## EXERCISE REQUIREMENTS
Look through the data below and count each line where the word "range" appears. Reply with the count alone.
--- START ---
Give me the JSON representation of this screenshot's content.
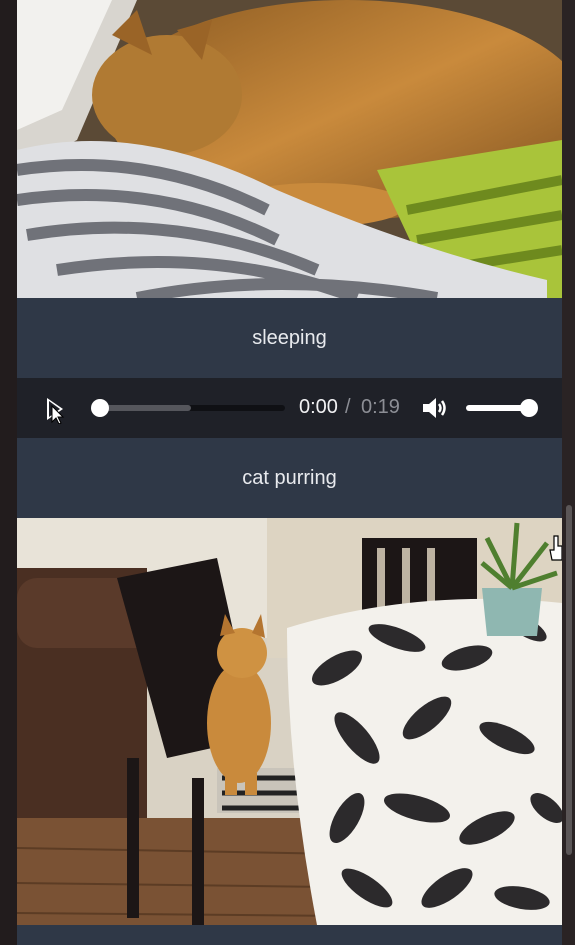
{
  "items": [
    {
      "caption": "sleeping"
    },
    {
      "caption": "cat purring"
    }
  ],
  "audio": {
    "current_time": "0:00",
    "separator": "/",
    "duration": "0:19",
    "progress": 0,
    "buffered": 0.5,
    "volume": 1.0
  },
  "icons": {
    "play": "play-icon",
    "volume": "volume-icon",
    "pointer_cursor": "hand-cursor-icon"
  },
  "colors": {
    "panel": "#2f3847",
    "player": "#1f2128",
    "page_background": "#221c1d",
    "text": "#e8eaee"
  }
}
--- END ---
--- START ---
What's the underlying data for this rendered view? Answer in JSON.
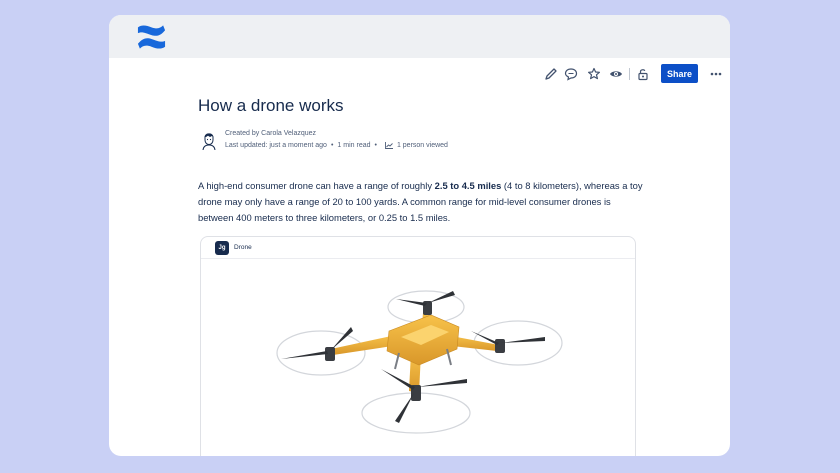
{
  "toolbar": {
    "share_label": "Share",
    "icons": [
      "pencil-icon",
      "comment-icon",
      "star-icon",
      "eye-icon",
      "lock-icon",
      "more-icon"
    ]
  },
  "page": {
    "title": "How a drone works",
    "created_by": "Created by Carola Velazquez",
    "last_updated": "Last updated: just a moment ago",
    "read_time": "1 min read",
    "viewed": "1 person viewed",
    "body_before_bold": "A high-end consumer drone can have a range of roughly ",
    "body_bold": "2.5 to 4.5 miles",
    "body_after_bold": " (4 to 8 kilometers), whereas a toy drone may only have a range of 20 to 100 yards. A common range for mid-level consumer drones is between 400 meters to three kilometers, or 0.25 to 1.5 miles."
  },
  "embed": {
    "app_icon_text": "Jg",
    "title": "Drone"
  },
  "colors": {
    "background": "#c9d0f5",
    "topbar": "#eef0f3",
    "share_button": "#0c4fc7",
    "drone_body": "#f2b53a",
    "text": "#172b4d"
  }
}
--- END ---
--- START ---
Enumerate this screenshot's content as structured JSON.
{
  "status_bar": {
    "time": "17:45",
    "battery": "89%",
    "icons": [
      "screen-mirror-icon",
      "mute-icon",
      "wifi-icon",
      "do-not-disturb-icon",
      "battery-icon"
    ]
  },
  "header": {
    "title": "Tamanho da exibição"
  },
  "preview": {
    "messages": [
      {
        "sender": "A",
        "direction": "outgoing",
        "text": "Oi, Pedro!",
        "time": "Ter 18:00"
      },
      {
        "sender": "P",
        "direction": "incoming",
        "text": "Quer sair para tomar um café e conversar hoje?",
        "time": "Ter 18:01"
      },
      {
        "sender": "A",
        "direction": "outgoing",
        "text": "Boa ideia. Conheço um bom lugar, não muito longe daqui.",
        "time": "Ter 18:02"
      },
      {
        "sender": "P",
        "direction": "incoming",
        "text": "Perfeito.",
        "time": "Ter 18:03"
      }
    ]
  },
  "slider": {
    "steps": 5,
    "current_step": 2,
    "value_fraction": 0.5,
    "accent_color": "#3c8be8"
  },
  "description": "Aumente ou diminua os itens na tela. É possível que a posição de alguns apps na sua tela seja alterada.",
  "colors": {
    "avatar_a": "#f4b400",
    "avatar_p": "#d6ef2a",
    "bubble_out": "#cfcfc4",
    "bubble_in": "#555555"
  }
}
--- END ---
## RESPONSE BELOW
2